Could you write out every record below exactly, leaving out any pictures?
====
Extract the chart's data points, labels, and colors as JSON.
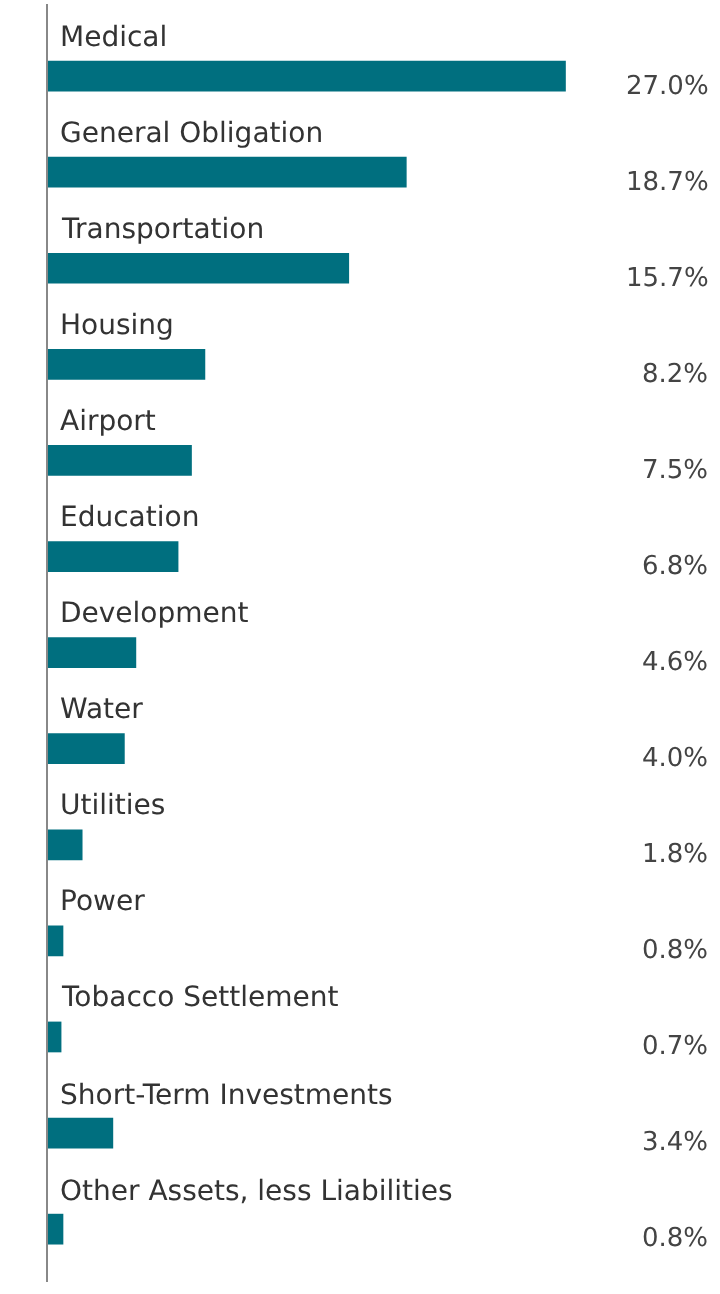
{
  "chart_data": {
    "type": "bar",
    "orientation": "horizontal",
    "categories": [
      "Medical",
      "General Obligation",
      "Transportation",
      "Housing",
      "Airport",
      "Education",
      "Development",
      "Water",
      "Utilities",
      "Power",
      "Tobacco Settlement",
      "Short-Term Investments",
      "Other Assets, less Liabilities"
    ],
    "values": [
      27.0,
      18.7,
      15.7,
      8.2,
      7.5,
      6.8,
      4.6,
      4.0,
      1.8,
      0.8,
      0.7,
      3.4,
      0.8
    ],
    "value_labels": [
      "27.0%",
      "18.7%",
      "15.7%",
      "8.2%",
      "7.5%",
      "6.8%",
      "4.6%",
      "4.0%",
      "1.8%",
      "0.8%",
      "0.7%",
      "3.4%",
      "0.8%"
    ],
    "color": "#006f7f",
    "tick_labels": false
  }
}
====
Answer to the problem ::
Extract the chart's data points, labels, and colors as JSON.
{
  "chart_data": {
    "type": "bar",
    "orientation": "horizontal",
    "categories": [
      "Medical",
      "General Obligation",
      "Transportation",
      "Housing",
      "Airport",
      "Education",
      "Development",
      "Water",
      "Utilities",
      "Power",
      "Tobacco Settlement",
      "Short-Term Investments",
      "Other Assets, less Liabilities"
    ],
    "values": [
      27.0,
      18.7,
      15.7,
      8.2,
      7.5,
      6.8,
      4.6,
      4.0,
      1.8,
      0.8,
      0.7,
      3.4,
      0.8
    ],
    "value_labels": [
      "27.0%",
      "18.7%",
      "15.7%",
      "8.2%",
      "7.5%",
      "6.8%",
      "4.6%",
      "4.0%",
      "1.8%",
      "0.8%",
      "0.7%",
      "3.4%",
      "0.8%"
    ],
    "color": "#006f7f",
    "tick_labels": false
  }
}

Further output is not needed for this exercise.